▶ _INFORMATION SUPPLIED_
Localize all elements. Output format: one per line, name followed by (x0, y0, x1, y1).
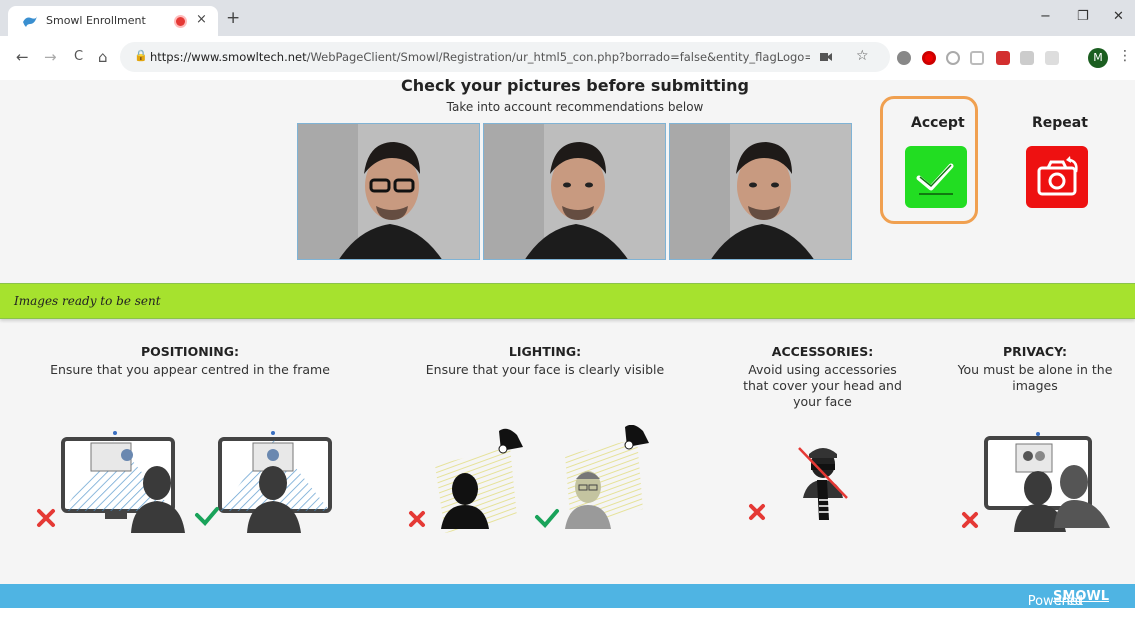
camera-permission-icon[interactable] (820, 52, 832, 62)
tip-title-lighting: LIGHTING: (508, 344, 582, 359)
status-text: Images ready to be sent (14, 294, 161, 308)
restore-button[interactable]: ❐ (1077, 9, 1089, 24)
page-title: Check your pictures before submitting (401, 76, 749, 95)
page-content: Check your pictures before submitting Ta… (0, 76, 1135, 624)
extension-globe-icon[interactable] (897, 51, 911, 65)
check-icon (195, 507, 219, 526)
footer-bar: Powered by SMOWL .net (0, 584, 1135, 624)
captured-photo-2 (483, 123, 666, 260)
profile-avatar[interactable]: M (1088, 48, 1108, 68)
cross-icon (37, 509, 55, 527)
reload-button[interactable]: C (74, 49, 83, 64)
positioning-illustration (37, 431, 332, 533)
address-bar[interactable]: 🔒 https://www.smowltech.net/WebPageClien… (120, 42, 890, 72)
lock-icon: 🔒 (134, 49, 148, 62)
tip-title-positioning: POSITIONING: (140, 344, 240, 359)
smowl-logo-icon (23, 16, 37, 27)
tip-text-lighting: Ensure that your face is clearly visible (425, 362, 665, 377)
camera-retake-icon (1037, 156, 1078, 196)
tip-title-accessories: ACCESSORIES: (771, 344, 874, 359)
privacy-illustration (962, 432, 1110, 532)
menu-icon[interactable]: ⋮ (1118, 48, 1132, 64)
browser-chrome: Smowl Enrollment × + − ❐ ✕ ← → C ⌂ 🔒 htt… (0, 0, 1135, 80)
face-photo-icon (670, 124, 851, 259)
tip-title-privacy: PRIVACY: (1002, 344, 1068, 359)
tab-close-button[interactable]: × (196, 12, 207, 27)
back-button[interactable]: ← (16, 48, 29, 66)
extension-circle-icon[interactable] (946, 51, 960, 65)
bookmark-star-icon[interactable]: ☆ (856, 48, 869, 64)
lighting-illustration (409, 425, 649, 533)
cross-icon (962, 512, 978, 528)
accept-label: Accept (911, 115, 965, 131)
recording-icon (176, 17, 185, 26)
tab-strip: Smowl Enrollment × + − ❐ ✕ (0, 0, 1135, 36)
cross-icon (749, 504, 765, 520)
extension-gray-icon[interactable] (1020, 51, 1034, 65)
new-tab-button[interactable]: + (226, 8, 240, 28)
powered-by-text: Powered by SMOWL .net (1027, 589, 1109, 624)
accessories-illustration (749, 447, 848, 520)
tab-title: Smowl Enrollment (46, 14, 146, 27)
url-text: https://www.smowltech.net/WebPageClient/… (150, 50, 810, 64)
cross-icon (409, 511, 425, 527)
check-icon (916, 163, 954, 195)
browser-tab[interactable]: Smowl Enrollment × (8, 6, 218, 36)
extension-shield-icon[interactable] (996, 51, 1010, 65)
accept-button[interactable] (905, 146, 967, 208)
tip-text-privacy: You must be alone in the images (957, 362, 1113, 393)
face-photo-icon (484, 124, 665, 259)
repeat-label: Repeat (1032, 115, 1088, 131)
forward-button[interactable]: → (44, 48, 57, 66)
tip-text-positioning: Ensure that you appear centred in the fr… (50, 362, 330, 377)
tip-text-accessories: Avoid using accessories that cover your … (743, 362, 902, 409)
minimize-button[interactable]: − (1040, 9, 1051, 24)
extension-cast-icon[interactable] (970, 51, 984, 65)
extension-g-icon[interactable] (1045, 51, 1059, 65)
opera-icon[interactable] (922, 51, 936, 65)
repeat-button[interactable] (1026, 146, 1088, 208)
captured-photo-3 (669, 123, 852, 260)
status-bar: Images ready to be sent (0, 283, 1135, 319)
check-icon (535, 509, 559, 528)
face-photo-icon (298, 124, 479, 259)
captured-photo-1 (297, 123, 480, 260)
close-window-button[interactable]: ✕ (1113, 9, 1124, 24)
home-button[interactable]: ⌂ (98, 48, 108, 66)
browser-toolbar: ← → C ⌂ 🔒 https://www.smowltech.net/WebP… (0, 36, 1135, 80)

▶ _EXERCISE_
Collect every line in the records above that contains the string "photo", and copy each line in full.

▶ _SOLVED PROBLEM_
captured-photo-2 (483, 123, 666, 260)
face-photo-icon (670, 124, 851, 259)
face-photo-icon (484, 124, 665, 259)
captured-photo-3 (669, 123, 852, 260)
face-photo-icon (298, 124, 479, 259)
captured-photo-1 (297, 123, 480, 260)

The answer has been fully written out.